PROBLEM REQUIREMENTS
Retype each entry below exactly as it stands.

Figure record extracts
■ ■ ■ ■ ■

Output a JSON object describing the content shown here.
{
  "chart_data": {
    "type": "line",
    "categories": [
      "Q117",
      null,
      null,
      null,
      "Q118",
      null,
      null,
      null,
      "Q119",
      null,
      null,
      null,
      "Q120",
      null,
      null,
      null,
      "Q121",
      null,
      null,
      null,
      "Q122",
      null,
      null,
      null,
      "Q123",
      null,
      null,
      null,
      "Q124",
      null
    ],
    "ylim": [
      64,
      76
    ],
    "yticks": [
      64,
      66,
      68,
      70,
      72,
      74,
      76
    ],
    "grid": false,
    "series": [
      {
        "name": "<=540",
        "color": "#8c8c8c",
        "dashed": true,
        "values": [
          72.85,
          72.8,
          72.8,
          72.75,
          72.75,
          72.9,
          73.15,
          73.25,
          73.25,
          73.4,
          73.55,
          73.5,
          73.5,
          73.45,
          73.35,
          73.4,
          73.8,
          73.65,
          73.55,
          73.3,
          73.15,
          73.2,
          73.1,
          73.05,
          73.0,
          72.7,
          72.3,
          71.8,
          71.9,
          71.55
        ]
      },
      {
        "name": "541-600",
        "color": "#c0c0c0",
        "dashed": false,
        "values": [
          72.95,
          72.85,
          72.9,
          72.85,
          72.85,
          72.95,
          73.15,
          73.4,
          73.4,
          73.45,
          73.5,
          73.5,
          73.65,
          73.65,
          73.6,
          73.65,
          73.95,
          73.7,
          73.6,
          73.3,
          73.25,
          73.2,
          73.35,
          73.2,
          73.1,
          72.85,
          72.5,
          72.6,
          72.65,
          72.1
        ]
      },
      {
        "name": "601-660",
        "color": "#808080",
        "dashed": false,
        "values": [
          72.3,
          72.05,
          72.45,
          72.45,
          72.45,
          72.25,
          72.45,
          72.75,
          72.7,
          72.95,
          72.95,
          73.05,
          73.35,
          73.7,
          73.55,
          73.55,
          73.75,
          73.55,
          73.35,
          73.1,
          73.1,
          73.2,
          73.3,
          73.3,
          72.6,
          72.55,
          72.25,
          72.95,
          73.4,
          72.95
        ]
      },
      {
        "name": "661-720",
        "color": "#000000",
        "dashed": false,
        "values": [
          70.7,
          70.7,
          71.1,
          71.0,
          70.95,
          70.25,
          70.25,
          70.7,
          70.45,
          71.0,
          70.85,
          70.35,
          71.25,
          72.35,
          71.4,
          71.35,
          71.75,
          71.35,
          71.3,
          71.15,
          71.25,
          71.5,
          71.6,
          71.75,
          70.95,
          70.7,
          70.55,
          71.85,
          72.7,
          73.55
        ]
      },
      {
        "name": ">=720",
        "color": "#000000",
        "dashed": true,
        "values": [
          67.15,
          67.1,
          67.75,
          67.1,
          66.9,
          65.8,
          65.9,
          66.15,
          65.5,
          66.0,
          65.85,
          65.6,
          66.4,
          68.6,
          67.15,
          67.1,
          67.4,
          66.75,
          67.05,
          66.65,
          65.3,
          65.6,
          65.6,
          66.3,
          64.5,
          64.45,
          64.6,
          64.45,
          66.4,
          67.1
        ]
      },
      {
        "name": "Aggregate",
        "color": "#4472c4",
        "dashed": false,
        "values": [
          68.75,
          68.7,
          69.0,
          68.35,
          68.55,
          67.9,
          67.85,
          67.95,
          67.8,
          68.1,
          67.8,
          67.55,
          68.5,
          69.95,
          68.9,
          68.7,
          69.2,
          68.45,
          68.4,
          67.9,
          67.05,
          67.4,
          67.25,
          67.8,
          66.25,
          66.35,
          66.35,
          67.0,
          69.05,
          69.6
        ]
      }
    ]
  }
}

■ ■ ■ ■ ■

FINAL RESULT
Output a JSON object describing the content shown here.
{
  "chart_data": {
    "type": "line",
    "categories": [
      "Q117",
      null,
      null,
      null,
      "Q118",
      null,
      null,
      null,
      "Q119",
      null,
      null,
      null,
      "Q120",
      null,
      null,
      null,
      "Q121",
      null,
      null,
      null,
      "Q122",
      null,
      null,
      null,
      "Q123",
      null,
      null,
      null,
      "Q124",
      null
    ],
    "ylim": [
      64,
      76
    ],
    "yticks": [
      64,
      66,
      68,
      70,
      72,
      74,
      76
    ],
    "grid": false,
    "series": [
      {
        "name": "<=540",
        "color": "#8c8c8c",
        "dashed": true,
        "values": [
          72.85,
          72.8,
          72.8,
          72.75,
          72.75,
          72.9,
          73.15,
          73.25,
          73.25,
          73.4,
          73.55,
          73.5,
          73.5,
          73.45,
          73.35,
          73.4,
          73.8,
          73.65,
          73.55,
          73.3,
          73.15,
          73.2,
          73.1,
          73.05,
          73.0,
          72.7,
          72.3,
          71.8,
          71.9,
          71.55
        ]
      },
      {
        "name": "541-600",
        "color": "#c0c0c0",
        "dashed": false,
        "values": [
          72.95,
          72.85,
          72.9,
          72.85,
          72.85,
          72.95,
          73.15,
          73.4,
          73.4,
          73.45,
          73.5,
          73.5,
          73.65,
          73.65,
          73.6,
          73.65,
          73.95,
          73.7,
          73.6,
          73.3,
          73.25,
          73.2,
          73.35,
          73.2,
          73.1,
          72.85,
          72.5,
          72.6,
          72.65,
          72.1
        ]
      },
      {
        "name": "601-660",
        "color": "#808080",
        "dashed": false,
        "values": [
          72.3,
          72.05,
          72.45,
          72.45,
          72.45,
          72.25,
          72.45,
          72.75,
          72.7,
          72.95,
          72.95,
          73.05,
          73.35,
          73.7,
          73.55,
          73.55,
          73.75,
          73.55,
          73.35,
          73.1,
          73.1,
          73.2,
          73.3,
          73.3,
          72.6,
          72.55,
          72.25,
          72.95,
          73.4,
          72.95
        ]
      },
      {
        "name": "661-720",
        "color": "#000000",
        "dashed": false,
        "values": [
          70.7,
          70.7,
          71.1,
          71.0,
          70.95,
          70.25,
          70.25,
          70.7,
          70.45,
          71.0,
          70.85,
          70.35,
          71.25,
          72.35,
          71.4,
          71.35,
          71.75,
          71.35,
          71.3,
          71.15,
          71.25,
          71.5,
          71.6,
          71.75,
          70.95,
          70.7,
          70.55,
          71.85,
          72.7,
          73.55
        ]
      },
      {
        "name": ">=720",
        "color": "#000000",
        "dashed": true,
        "values": [
          67.15,
          67.1,
          67.75,
          67.1,
          66.9,
          65.8,
          65.9,
          66.15,
          65.5,
          66.0,
          65.85,
          65.6,
          66.4,
          68.6,
          67.15,
          67.1,
          67.4,
          66.75,
          67.05,
          66.65,
          65.3,
          65.6,
          65.6,
          66.3,
          64.5,
          64.45,
          64.6,
          64.45,
          66.4,
          67.1
        ]
      },
      {
        "name": "Aggregate",
        "color": "#4472c4",
        "dashed": false,
        "values": [
          68.75,
          68.7,
          69.0,
          68.35,
          68.55,
          67.9,
          67.85,
          67.95,
          67.8,
          68.1,
          67.8,
          67.55,
          68.5,
          69.95,
          68.9,
          68.7,
          69.2,
          68.45,
          68.4,
          67.9,
          67.05,
          67.4,
          67.25,
          67.8,
          66.25,
          66.35,
          66.35,
          67.0,
          69.05,
          69.6
        ]
      }
    ]
  }
}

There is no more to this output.